[Saved data entries]
______
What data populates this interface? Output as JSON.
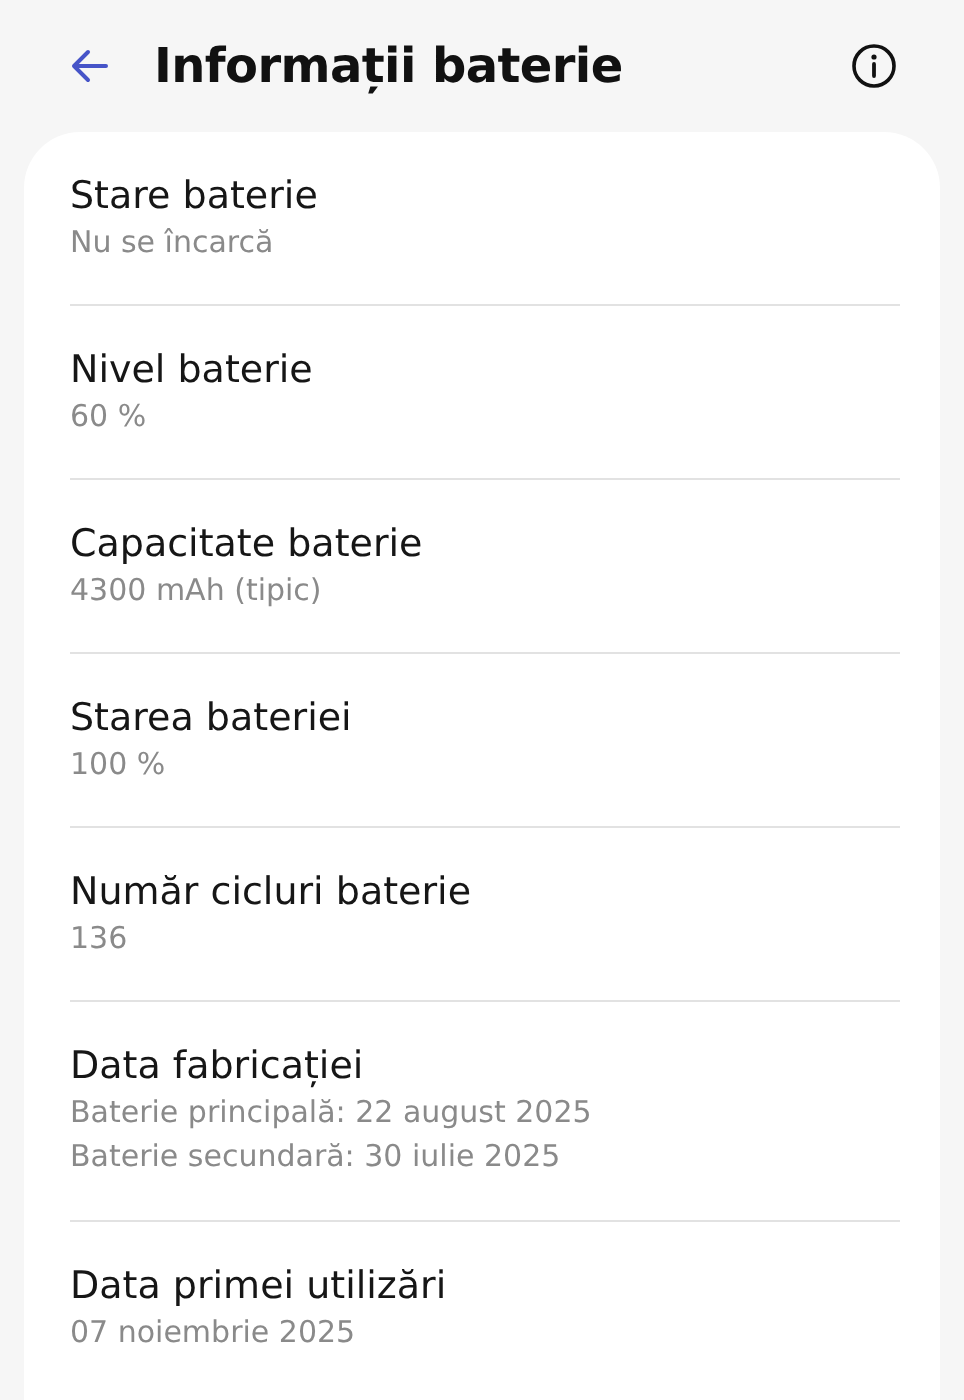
{
  "header": {
    "title": "Informații baterie"
  },
  "items": [
    {
      "title": "Stare baterie",
      "values": [
        "Nu se încarcă"
      ]
    },
    {
      "title": "Nivel baterie",
      "values": [
        "60 %"
      ]
    },
    {
      "title": "Capacitate baterie",
      "values": [
        "4300 mAh (tipic)"
      ]
    },
    {
      "title": "Starea bateriei",
      "values": [
        "100 %"
      ]
    },
    {
      "title": "Număr cicluri baterie",
      "values": [
        "136"
      ]
    },
    {
      "title": "Data fabricației",
      "values": [
        "Baterie principală: 22 august 2025",
        "Baterie secundară: 30 iulie 2025"
      ]
    },
    {
      "title": "Data primei utilizări",
      "values": [
        "07 noiembrie 2025"
      ]
    }
  ]
}
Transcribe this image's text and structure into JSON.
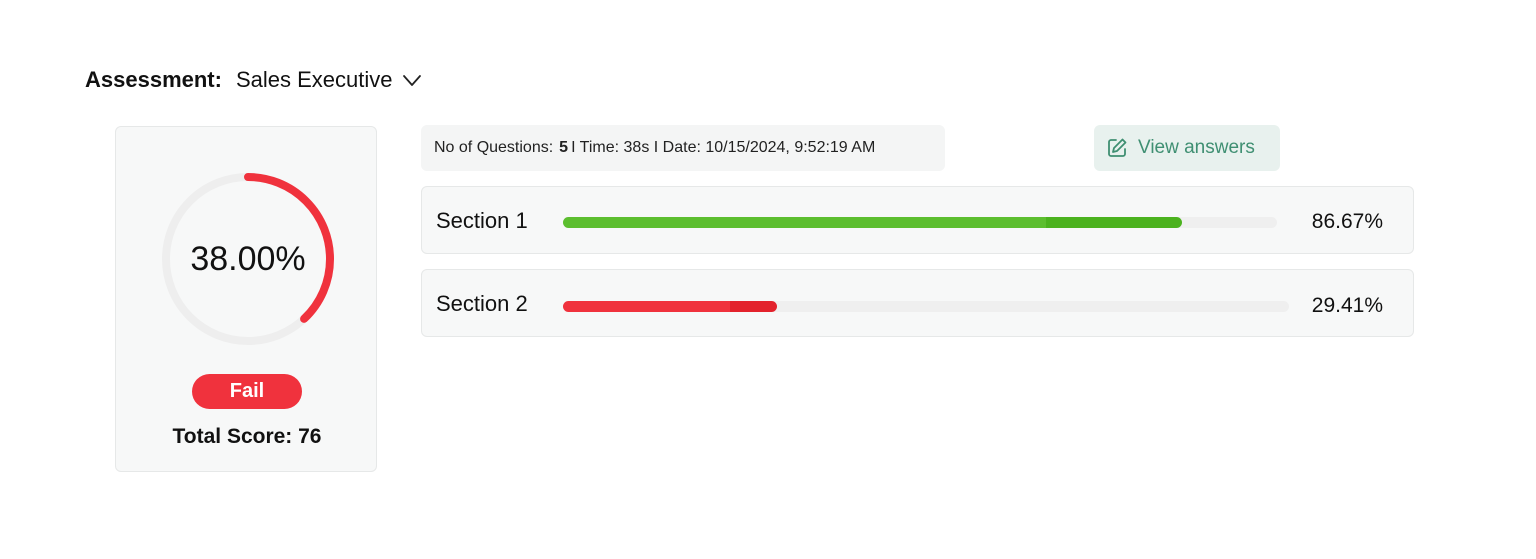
{
  "header": {
    "label": "Assessment:",
    "selected": "Sales Executive",
    "dropdown_icon": "chevron-down-icon"
  },
  "score_card": {
    "percent_text": "38.00%",
    "percent_value": 38.0,
    "status": "Fail",
    "total_score": "Total Score: 76",
    "colors": {
      "ring": "#f0323d",
      "track": "#eeeeee",
      "badge": "#f0323d"
    }
  },
  "meta": {
    "questions_label": "No of Questions:",
    "questions_value": "5",
    "time_text": "I Time: 38s I Date: 10/15/2024, 9:52:19 AM"
  },
  "view_answers": {
    "label": "View answers",
    "icon": "edit-icon",
    "color": "#3f8f72"
  },
  "sections": [
    {
      "name": "Section 1",
      "percent_text": "86.67%",
      "percent_value": 86.67,
      "color": "#5cbe2f",
      "color_dark": "#4bb21e"
    },
    {
      "name": "Section 2",
      "percent_text": "29.41%",
      "percent_value": 29.41,
      "color": "#f0323d",
      "color_dark": "#e3222c"
    }
  ]
}
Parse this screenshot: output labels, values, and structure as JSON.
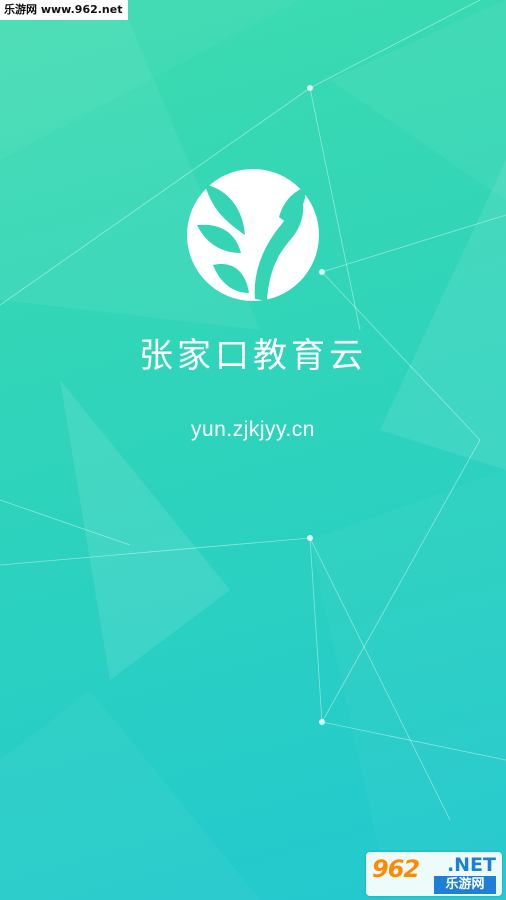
{
  "watermark": {
    "text": "乐游网 www.962.net"
  },
  "splash": {
    "app_name": "张家口教育云",
    "app_url": "yun.zjkjyy.cn",
    "logo_icon": "sprout-leaf-logo-icon",
    "background_colors": [
      "#3ddbb0",
      "#2bd1c0",
      "#22c8cf"
    ]
  },
  "badge": {
    "number": "962",
    "suffix": ".NET",
    "site_name": "乐游网",
    "accent_orange": "#ff8a00",
    "accent_blue": "#1d7fd6"
  }
}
______
§ **TASK BRIEF**
Reproduce all entries without any change, and omit the pictures.

§ **TASK ANSWER**
What data populates this interface? Output as JSON.
{
  "header": {
    "title": "Informații baterie"
  },
  "items": [
    {
      "title": "Stare baterie",
      "values": [
        "Nu se încarcă"
      ]
    },
    {
      "title": "Nivel baterie",
      "values": [
        "60 %"
      ]
    },
    {
      "title": "Capacitate baterie",
      "values": [
        "4300 mAh (tipic)"
      ]
    },
    {
      "title": "Starea bateriei",
      "values": [
        "100 %"
      ]
    },
    {
      "title": "Număr cicluri baterie",
      "values": [
        "136"
      ]
    },
    {
      "title": "Data fabricației",
      "values": [
        "Baterie principală: 22 august 2025",
        "Baterie secundară: 30 iulie 2025"
      ]
    },
    {
      "title": "Data primei utilizări",
      "values": [
        "07 noiembrie 2025"
      ]
    }
  ]
}
Transcribe this image's text and structure into JSON.
{
  "header": {
    "label": "Assessment:",
    "selected": "Sales Executive",
    "dropdown_icon": "chevron-down-icon"
  },
  "score_card": {
    "percent_text": "38.00%",
    "percent_value": 38.0,
    "status": "Fail",
    "total_score": "Total Score: 76",
    "colors": {
      "ring": "#f0323d",
      "track": "#eeeeee",
      "badge": "#f0323d"
    }
  },
  "meta": {
    "questions_label": "No of Questions:",
    "questions_value": "5",
    "time_text": "I Time: 38s I Date: 10/15/2024, 9:52:19 AM"
  },
  "view_answers": {
    "label": "View answers",
    "icon": "edit-icon",
    "color": "#3f8f72"
  },
  "sections": [
    {
      "name": "Section 1",
      "percent_text": "86.67%",
      "percent_value": 86.67,
      "color": "#5cbe2f",
      "color_dark": "#4bb21e"
    },
    {
      "name": "Section 2",
      "percent_text": "29.41%",
      "percent_value": 29.41,
      "color": "#f0323d",
      "color_dark": "#e3222c"
    }
  ]
}
Parse this screenshot: output labels, values, and structure as JSON.
{
  "watermark": {
    "text": "乐游网 www.962.net"
  },
  "splash": {
    "app_name": "张家口教育云",
    "app_url": "yun.zjkjyy.cn",
    "logo_icon": "sprout-leaf-logo-icon",
    "background_colors": [
      "#3ddbb0",
      "#2bd1c0",
      "#22c8cf"
    ]
  },
  "badge": {
    "number": "962",
    "suffix": ".NET",
    "site_name": "乐游网",
    "accent_orange": "#ff8a00",
    "accent_blue": "#1d7fd6"
  }
}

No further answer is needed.